→ Exercise instructions
Look through the lines below and extract each one that contains "chevron".

→ Supplied material
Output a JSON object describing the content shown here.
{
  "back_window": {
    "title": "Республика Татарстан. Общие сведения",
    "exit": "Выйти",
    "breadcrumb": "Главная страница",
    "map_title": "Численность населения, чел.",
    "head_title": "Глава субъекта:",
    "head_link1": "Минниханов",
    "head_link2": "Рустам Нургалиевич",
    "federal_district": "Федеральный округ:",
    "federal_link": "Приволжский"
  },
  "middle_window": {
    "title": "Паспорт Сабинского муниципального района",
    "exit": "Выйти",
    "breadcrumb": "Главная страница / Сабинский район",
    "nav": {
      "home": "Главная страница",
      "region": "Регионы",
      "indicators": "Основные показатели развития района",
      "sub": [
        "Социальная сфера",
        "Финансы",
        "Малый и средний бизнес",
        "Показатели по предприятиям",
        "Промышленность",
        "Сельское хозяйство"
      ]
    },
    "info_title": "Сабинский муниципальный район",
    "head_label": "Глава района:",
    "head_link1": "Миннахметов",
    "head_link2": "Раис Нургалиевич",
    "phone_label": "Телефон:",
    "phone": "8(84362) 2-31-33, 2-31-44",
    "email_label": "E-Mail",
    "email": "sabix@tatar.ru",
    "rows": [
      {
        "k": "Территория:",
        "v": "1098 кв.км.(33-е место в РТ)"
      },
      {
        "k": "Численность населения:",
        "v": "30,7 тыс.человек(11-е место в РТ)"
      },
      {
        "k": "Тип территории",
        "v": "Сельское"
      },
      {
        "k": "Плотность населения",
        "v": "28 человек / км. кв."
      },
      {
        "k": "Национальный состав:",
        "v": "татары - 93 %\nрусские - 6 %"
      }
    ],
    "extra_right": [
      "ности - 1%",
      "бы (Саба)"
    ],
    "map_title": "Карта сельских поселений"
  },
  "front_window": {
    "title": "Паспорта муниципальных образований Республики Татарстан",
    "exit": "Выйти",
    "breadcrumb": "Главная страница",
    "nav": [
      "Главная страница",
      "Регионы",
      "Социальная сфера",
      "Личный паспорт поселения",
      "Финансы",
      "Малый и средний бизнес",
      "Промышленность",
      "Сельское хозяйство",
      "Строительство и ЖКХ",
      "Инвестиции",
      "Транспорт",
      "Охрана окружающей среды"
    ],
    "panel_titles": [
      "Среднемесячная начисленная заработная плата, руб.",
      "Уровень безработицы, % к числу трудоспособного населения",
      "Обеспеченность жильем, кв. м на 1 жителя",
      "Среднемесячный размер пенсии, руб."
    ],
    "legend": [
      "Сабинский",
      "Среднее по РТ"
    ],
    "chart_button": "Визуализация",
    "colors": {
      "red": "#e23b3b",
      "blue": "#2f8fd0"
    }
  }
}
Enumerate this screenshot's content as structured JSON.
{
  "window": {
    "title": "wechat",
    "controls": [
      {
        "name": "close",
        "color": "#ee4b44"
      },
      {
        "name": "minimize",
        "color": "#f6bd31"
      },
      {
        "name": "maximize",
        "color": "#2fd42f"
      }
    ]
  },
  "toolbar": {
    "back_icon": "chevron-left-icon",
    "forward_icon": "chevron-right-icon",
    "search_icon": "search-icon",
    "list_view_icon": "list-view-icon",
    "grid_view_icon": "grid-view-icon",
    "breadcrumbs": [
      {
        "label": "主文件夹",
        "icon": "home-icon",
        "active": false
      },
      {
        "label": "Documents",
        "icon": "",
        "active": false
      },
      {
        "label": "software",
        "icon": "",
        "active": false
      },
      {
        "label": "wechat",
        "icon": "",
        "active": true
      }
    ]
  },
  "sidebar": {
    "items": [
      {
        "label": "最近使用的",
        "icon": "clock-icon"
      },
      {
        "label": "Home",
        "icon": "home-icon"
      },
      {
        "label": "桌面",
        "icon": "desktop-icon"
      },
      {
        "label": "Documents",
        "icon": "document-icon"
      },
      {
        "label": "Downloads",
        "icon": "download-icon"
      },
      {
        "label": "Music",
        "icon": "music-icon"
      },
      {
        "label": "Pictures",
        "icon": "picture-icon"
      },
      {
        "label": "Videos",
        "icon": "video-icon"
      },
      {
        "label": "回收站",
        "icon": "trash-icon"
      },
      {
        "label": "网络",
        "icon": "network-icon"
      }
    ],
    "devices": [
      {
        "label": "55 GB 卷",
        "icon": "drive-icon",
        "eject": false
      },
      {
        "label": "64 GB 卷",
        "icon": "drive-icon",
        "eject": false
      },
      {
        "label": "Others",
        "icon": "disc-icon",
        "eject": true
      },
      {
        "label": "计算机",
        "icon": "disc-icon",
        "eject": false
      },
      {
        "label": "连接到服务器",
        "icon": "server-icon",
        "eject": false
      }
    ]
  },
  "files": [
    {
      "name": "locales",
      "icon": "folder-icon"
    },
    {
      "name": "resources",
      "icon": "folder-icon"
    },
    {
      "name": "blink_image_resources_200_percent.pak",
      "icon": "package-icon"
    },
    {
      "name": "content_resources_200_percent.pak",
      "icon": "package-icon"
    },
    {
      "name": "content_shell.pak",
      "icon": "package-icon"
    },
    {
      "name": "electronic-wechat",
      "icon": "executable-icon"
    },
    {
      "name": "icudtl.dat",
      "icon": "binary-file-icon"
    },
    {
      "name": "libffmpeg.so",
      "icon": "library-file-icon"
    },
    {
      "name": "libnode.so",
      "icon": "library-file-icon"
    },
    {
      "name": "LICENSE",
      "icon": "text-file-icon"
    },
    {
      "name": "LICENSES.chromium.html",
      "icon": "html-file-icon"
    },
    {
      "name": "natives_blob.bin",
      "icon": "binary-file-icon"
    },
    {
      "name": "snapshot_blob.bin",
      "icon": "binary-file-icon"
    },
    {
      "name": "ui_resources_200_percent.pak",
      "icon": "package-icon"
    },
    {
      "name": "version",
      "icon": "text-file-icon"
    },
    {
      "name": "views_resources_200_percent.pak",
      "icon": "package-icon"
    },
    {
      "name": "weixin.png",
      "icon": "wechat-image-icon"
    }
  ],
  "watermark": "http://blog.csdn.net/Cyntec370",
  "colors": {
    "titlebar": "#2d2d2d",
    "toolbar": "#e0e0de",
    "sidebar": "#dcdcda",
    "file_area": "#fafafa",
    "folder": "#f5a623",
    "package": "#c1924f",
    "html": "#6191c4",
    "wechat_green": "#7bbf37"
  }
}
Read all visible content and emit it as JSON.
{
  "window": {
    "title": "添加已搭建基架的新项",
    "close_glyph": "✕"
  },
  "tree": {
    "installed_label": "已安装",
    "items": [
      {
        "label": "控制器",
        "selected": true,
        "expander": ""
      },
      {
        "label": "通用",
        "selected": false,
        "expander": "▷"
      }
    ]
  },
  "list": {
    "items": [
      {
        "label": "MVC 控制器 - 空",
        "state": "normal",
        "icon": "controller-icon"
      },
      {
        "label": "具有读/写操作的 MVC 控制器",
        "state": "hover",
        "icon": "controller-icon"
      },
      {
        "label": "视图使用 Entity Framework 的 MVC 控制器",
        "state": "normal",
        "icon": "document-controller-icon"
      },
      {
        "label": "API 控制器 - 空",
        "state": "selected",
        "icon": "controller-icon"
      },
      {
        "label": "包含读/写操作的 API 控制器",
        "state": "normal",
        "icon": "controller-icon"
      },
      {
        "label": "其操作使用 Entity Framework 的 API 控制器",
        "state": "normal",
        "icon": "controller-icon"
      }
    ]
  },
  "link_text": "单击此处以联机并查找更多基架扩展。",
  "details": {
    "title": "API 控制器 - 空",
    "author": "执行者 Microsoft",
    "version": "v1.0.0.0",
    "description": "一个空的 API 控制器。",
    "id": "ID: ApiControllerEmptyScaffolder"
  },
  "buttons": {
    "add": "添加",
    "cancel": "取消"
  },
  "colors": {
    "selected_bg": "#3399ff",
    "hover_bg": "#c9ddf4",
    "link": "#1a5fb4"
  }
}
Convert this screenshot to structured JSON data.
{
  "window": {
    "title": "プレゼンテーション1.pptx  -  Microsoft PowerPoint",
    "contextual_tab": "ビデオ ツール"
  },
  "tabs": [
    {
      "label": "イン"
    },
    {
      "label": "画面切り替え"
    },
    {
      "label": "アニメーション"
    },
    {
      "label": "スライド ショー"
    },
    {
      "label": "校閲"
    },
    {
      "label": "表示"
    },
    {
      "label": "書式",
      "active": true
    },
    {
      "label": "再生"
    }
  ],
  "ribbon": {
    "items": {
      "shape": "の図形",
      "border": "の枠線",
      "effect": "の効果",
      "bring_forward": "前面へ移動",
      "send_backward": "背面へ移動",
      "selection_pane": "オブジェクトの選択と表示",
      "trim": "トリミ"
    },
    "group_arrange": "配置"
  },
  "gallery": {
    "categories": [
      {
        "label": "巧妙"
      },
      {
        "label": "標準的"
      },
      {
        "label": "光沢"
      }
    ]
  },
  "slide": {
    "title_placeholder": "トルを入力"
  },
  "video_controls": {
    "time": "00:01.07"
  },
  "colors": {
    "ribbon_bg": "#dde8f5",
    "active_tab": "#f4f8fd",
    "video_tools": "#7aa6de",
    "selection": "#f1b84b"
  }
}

→ Response to this task
    "back_icon": "chevron-left-icon",
    "forward_icon": "chevron-right-icon",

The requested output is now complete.